---- Information provided
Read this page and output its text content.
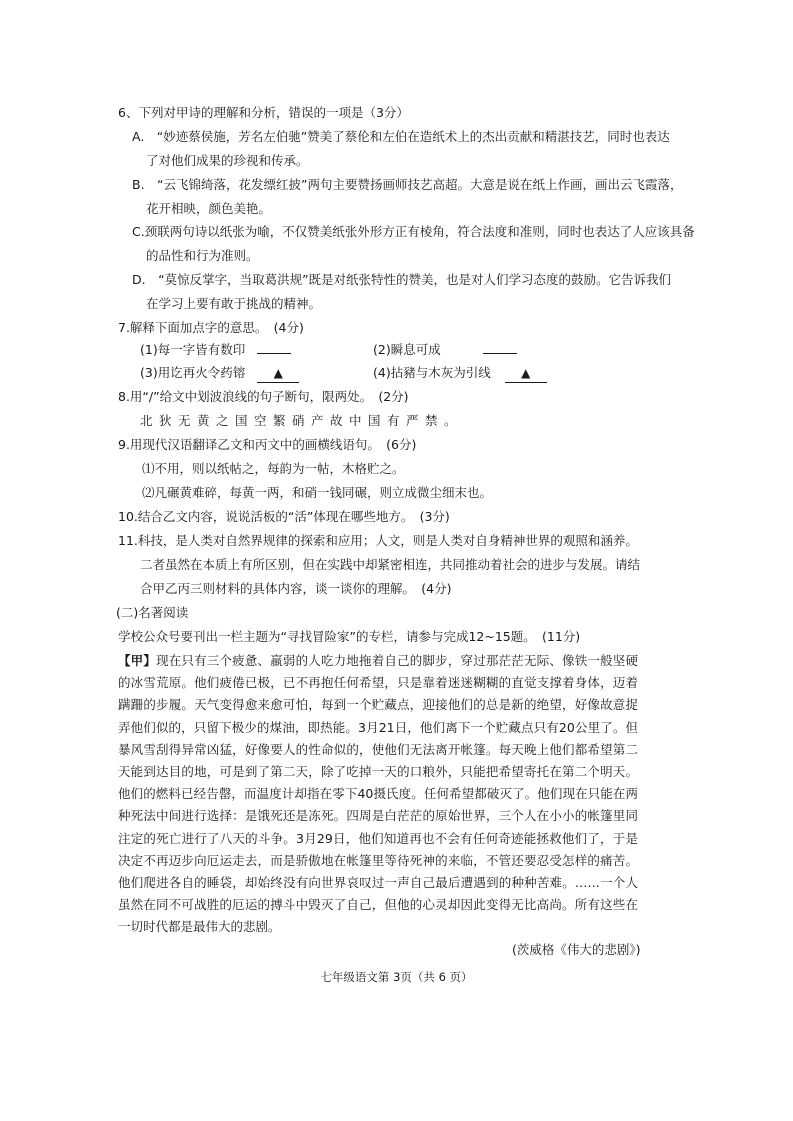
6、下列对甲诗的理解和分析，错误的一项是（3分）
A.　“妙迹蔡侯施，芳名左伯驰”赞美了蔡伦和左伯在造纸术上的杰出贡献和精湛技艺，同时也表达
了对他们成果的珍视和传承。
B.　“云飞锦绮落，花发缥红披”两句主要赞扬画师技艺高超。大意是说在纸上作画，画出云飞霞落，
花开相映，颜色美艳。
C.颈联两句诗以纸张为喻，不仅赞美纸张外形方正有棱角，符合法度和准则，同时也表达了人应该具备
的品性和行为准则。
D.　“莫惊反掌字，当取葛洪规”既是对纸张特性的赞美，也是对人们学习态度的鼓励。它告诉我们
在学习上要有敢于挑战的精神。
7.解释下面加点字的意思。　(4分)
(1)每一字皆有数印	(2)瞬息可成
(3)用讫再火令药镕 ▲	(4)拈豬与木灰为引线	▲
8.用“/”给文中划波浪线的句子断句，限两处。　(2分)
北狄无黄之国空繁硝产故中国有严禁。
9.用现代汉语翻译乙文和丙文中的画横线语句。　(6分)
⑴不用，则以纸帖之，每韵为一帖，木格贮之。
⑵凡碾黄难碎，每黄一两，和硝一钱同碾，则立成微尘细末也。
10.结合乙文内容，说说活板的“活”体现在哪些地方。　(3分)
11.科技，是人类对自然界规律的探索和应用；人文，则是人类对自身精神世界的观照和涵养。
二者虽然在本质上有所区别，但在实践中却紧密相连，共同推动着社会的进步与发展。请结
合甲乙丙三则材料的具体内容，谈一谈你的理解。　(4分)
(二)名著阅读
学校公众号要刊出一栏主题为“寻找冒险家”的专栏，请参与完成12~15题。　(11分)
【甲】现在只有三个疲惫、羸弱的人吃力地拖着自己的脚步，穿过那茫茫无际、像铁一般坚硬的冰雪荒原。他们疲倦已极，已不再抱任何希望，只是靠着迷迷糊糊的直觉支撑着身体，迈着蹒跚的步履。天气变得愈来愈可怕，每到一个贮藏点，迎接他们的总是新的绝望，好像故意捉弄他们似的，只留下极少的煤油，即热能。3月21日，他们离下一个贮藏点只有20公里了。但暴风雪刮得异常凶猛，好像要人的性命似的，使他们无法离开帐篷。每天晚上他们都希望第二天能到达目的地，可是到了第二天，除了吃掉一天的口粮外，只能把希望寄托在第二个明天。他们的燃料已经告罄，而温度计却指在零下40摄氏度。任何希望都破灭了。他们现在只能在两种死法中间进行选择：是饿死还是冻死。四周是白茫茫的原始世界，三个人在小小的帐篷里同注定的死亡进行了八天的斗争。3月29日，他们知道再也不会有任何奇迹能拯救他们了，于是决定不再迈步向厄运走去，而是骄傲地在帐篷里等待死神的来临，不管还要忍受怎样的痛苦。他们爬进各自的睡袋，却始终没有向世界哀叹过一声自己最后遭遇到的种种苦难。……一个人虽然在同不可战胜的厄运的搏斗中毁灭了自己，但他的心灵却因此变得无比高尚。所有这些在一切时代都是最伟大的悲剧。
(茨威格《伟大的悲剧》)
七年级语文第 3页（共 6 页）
--------
• Given request
Print out the lines exactly, skipping any picture.

• Problem solution
Read this page and output its text content.
6、下列对甲诗的理解和分析，错误的一项是（3分）
A.　“妙迹蔡侯施，芳名左伯驰”赞美了蔡伦和左伯在造纸术上的杰出贡献和精湛技艺，同时也表达
了对他们成果的珍视和传承。
B.　“云飞锦绮落，花发缥红披”两句主要赞扬画师技艺高超。大意是说在纸上作画，画出云飞霞落，
花开相映，颜色美艳。
C.颈联两句诗以纸张为喻，不仅赞美纸张外形方正有棱角，符合法度和准则，同时也表达了人应该具备
的品性和行为准则。
D.　“莫惊反掌字，当取葛洪规”既是对纸张特性的赞美，也是对人们学习态度的鼓励。它告诉我们
在学习上要有敢于挑战的精神。
7.解释下面加点字的意思。　(4分)
(1)每一字皆有数印	(2)瞬息可成
(3)用讫再火令药镕 ▲	(4)拈豬与木灰为引线	▲
8.用“/”给文中划波浪线的句子断句，限两处。　(2分)
北狄无黄之国空繁硝产故中国有严禁。
9.用现代汉语翻译乙文和丙文中的画横线语句。　(6分)
⑴不用，则以纸帖之，每韵为一帖，木格贮之。
⑵凡碾黄难碎，每黄一两，和硝一钱同碾，则立成微尘细末也。
10.结合乙文内容，说说活板的“活”体现在哪些地方。　(3分)
11.科技，是人类对自然界规律的探索和应用；人文，则是人类对自身精神世界的观照和涵养。
二者虽然在本质上有所区别，但在实践中却紧密相连，共同推动着社会的进步与发展。请结
合甲乙丙三则材料的具体内容，谈一谈你的理解。　(4分)
(二)名著阅读
学校公众号要刊出一栏主题为“寻找冒险家”的专栏，请参与完成12~15题。　(11分)
【甲】现在只有三个疲惫、羸弱的人吃力地拖着自己的脚步，穿过那茫茫无际、像铁一般坚硬的冰雪荒原。他们疲倦已极，已不再抱任何希望，只是靠着迷迷糊糊的直觉支撑着身体，迈着蹒跚的步履。天气变得愈来愈可怕，每到一个贮藏点，迎接他们的总是新的绝望，好像故意捉弄他们似的，只留下极少的煤油，即热能。3月21日，他们离下一个贮藏点只有20公里了。但暴风雪刮得异常凶猛，好像要人的性命似的，使他们无法离开帐篷。每天晚上他们都希望第二天能到达目的地，可是到了第二天，除了吃掉一天的口粮外，只能把希望寄托在第二个明天。他们的燃料已经告罄，而温度计却指在零下40摄氏度。任何希望都破灭了。他们现在只能在两种死法中间进行选择：是饿死还是冻死。四周是白茫茫的原始世界，三个人在小小的帐篷里同注定的死亡进行了八天的斗争。3月29日，他们知道再也不会有任何奇迹能拯救他们了，于是决定不再迈步向厄运走去，而是骄傲地在帐篷里等待死神的来临，不管还要忍受怎样的痛苦。他们爬进各自的睡袋，却始终没有向世界哀叹过一声自己最后遭遇到的种种苦难。……一个人虽然在同不可战胜的厄运的搏斗中毁灭了自己，但他的心灵却因此变得无比高尚。所有这些在一切时代都是最伟大的悲剧。
(茨威格《伟大的悲剧》)
七年级语文第 3页（共 6 页）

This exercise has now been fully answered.